**Do this**
Look through the material below. Copy every line with the string "State" in it.

** BEGIN Records supplied **

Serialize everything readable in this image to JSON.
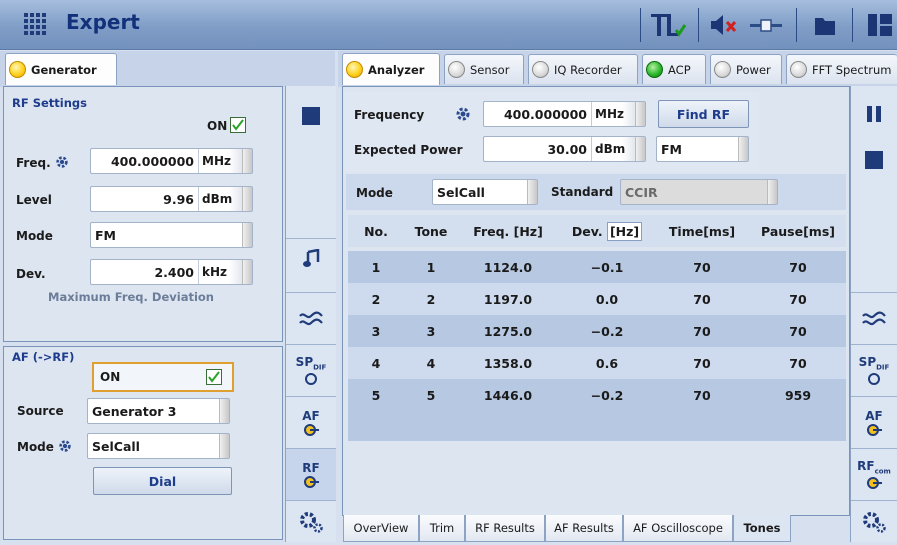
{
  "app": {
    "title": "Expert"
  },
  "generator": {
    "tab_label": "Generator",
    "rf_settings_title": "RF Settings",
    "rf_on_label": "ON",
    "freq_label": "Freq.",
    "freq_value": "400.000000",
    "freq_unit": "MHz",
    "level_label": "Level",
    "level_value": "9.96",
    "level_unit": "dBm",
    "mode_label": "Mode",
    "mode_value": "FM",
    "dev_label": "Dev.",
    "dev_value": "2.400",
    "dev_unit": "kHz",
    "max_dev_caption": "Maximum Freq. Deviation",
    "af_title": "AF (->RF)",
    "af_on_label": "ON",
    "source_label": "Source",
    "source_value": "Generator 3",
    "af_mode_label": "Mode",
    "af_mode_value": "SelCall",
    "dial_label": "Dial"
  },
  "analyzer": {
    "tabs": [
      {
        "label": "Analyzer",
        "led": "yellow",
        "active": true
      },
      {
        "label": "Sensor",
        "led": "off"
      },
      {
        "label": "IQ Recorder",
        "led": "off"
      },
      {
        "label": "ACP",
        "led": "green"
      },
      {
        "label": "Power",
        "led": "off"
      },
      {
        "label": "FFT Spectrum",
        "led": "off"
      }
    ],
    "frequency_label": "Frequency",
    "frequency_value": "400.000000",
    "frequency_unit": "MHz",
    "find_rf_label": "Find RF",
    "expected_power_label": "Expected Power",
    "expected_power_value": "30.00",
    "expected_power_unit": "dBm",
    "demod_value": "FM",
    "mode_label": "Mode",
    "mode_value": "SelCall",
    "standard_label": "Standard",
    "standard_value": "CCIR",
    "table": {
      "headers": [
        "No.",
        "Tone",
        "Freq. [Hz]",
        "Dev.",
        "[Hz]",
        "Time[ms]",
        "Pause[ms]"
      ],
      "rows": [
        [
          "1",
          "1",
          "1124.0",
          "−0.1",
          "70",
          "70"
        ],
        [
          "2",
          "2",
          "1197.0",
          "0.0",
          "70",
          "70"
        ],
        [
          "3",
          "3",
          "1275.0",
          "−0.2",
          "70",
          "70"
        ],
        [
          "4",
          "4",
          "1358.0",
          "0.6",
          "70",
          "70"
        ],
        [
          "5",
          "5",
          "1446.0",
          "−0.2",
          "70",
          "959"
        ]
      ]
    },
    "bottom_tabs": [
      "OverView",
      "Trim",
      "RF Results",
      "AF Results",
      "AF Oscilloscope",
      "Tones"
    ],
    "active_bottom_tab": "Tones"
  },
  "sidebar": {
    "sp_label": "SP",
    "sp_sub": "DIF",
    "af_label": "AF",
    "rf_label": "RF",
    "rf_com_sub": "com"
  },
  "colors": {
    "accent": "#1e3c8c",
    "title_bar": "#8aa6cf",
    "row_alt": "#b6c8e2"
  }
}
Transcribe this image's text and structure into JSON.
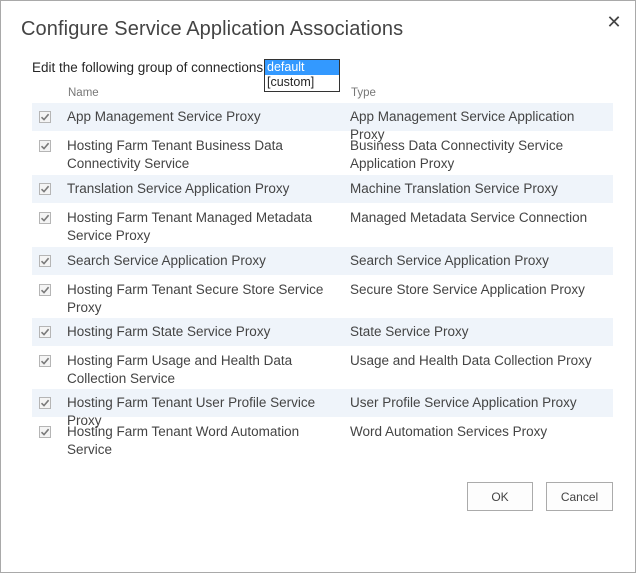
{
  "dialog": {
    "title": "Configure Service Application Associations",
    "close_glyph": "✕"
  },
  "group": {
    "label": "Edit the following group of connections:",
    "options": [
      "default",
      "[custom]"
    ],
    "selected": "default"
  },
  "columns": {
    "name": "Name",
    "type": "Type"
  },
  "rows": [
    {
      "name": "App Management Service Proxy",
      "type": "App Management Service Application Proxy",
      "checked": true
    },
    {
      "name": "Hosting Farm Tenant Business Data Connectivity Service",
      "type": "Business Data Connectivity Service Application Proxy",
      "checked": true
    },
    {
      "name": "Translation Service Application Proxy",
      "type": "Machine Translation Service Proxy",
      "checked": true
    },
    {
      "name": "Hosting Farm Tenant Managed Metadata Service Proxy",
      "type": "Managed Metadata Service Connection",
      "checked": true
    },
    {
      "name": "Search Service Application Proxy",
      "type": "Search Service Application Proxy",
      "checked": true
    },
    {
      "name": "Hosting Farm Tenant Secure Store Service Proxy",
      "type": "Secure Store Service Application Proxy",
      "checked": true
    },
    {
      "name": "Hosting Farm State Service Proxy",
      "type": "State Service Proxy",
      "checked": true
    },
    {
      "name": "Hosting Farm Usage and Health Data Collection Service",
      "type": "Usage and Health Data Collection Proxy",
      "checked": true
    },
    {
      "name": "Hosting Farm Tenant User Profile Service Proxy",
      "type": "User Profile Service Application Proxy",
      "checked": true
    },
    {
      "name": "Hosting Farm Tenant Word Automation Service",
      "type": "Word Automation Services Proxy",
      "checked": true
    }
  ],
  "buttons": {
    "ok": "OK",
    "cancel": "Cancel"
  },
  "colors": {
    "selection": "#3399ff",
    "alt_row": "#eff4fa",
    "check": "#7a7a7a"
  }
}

** END Records supplied **

**Full solution**
      "name": "Hosting Farm State Service Proxy",
      "type": "State Service Proxy",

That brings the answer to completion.